▶ [Stated goal] Report how many lines in the listing below include the word "text". Write nothing besides the number.

▶ [Material for the task]
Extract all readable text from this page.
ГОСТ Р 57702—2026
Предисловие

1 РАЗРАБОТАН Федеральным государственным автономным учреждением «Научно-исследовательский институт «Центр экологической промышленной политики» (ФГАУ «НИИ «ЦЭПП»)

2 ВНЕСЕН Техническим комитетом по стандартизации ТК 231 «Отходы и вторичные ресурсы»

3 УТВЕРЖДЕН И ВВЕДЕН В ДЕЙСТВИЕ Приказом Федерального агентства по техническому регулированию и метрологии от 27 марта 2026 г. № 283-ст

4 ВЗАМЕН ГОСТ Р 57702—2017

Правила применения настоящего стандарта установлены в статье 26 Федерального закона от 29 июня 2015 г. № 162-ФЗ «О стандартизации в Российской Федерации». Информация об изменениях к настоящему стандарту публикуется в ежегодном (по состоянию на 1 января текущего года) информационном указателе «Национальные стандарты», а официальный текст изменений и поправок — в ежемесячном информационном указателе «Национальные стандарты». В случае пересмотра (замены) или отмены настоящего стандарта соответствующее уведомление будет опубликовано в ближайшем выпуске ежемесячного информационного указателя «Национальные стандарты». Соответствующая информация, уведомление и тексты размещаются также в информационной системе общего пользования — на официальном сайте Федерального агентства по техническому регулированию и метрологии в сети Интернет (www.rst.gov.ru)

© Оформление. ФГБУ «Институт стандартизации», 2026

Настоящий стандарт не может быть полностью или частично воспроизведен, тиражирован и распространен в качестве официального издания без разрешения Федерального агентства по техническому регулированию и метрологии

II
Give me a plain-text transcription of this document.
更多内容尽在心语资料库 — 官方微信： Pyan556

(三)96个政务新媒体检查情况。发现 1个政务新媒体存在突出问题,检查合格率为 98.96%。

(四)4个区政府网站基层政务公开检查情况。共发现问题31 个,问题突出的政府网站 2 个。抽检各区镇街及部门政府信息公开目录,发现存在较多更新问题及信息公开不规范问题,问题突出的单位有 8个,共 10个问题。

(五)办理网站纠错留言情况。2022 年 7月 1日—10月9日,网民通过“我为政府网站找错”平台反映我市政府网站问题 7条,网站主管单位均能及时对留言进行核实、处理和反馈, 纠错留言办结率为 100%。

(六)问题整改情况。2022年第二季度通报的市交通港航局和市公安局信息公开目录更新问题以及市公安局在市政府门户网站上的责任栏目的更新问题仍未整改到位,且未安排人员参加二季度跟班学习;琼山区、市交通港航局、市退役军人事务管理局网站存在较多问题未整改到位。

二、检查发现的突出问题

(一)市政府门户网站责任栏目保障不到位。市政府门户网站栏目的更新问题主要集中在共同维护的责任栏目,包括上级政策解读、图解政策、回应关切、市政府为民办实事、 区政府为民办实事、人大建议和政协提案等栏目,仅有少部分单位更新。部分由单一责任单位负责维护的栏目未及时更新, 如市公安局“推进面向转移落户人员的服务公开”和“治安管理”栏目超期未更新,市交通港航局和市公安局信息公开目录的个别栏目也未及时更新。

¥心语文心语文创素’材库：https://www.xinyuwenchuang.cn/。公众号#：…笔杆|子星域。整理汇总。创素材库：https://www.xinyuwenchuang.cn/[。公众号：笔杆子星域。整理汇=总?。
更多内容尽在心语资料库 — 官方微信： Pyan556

▶ [Solution to the exercise] 2